[What you are asked to do]:
Find all lines in the listing that include the word "Texto", then copy them.

[Materials provided]:
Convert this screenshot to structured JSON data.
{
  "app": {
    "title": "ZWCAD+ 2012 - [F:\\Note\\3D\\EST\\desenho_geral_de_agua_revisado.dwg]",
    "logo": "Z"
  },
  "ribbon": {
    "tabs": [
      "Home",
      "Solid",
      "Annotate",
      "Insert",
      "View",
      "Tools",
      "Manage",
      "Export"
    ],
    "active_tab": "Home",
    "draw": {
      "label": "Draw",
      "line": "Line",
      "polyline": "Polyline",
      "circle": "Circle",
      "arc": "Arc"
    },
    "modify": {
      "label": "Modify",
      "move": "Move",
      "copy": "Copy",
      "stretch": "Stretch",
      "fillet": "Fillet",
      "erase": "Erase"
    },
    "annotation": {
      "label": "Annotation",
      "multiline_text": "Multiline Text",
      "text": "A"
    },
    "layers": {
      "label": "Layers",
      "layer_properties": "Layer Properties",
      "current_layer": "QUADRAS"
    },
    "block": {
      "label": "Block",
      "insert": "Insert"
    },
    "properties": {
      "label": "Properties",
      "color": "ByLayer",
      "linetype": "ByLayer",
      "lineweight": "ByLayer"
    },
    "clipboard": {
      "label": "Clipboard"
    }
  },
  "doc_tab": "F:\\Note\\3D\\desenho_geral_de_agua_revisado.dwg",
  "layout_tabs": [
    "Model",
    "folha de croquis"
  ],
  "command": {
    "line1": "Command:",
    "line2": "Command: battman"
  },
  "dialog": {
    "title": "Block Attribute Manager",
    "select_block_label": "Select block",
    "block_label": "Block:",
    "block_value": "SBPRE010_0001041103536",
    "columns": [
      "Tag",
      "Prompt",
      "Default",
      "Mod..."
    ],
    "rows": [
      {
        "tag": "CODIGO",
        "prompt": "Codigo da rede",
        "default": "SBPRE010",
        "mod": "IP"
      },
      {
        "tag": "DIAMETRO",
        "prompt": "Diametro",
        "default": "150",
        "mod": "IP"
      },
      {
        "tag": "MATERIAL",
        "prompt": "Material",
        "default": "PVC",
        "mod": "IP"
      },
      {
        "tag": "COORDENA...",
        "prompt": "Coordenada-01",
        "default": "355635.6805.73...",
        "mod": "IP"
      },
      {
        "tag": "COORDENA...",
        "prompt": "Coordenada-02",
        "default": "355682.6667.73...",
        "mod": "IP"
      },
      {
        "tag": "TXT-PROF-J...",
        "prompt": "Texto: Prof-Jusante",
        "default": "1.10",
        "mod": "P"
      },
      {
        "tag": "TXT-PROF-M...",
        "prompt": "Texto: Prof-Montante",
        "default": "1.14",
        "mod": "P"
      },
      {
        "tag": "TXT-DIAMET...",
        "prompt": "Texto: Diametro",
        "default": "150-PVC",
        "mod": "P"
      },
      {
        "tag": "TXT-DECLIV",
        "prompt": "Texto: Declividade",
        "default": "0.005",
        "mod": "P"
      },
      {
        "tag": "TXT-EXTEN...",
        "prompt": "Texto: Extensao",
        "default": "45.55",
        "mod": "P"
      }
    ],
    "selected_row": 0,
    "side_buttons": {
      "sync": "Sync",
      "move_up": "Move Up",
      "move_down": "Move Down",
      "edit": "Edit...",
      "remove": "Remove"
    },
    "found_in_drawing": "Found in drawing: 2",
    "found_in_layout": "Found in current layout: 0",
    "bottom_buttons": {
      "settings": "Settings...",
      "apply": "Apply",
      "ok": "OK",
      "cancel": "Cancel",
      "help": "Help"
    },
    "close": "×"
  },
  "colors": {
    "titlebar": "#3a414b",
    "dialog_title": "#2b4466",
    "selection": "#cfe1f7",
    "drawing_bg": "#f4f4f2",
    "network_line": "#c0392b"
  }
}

[The reply]:
        "prompt": "Texto: Prof-Jusante",
        "prompt": "Texto: Prof-Montante",
        "prompt": "Texto: Diametro",
        "prompt": "Texto: Declividade",
        "prompt": "Texto: Extensao",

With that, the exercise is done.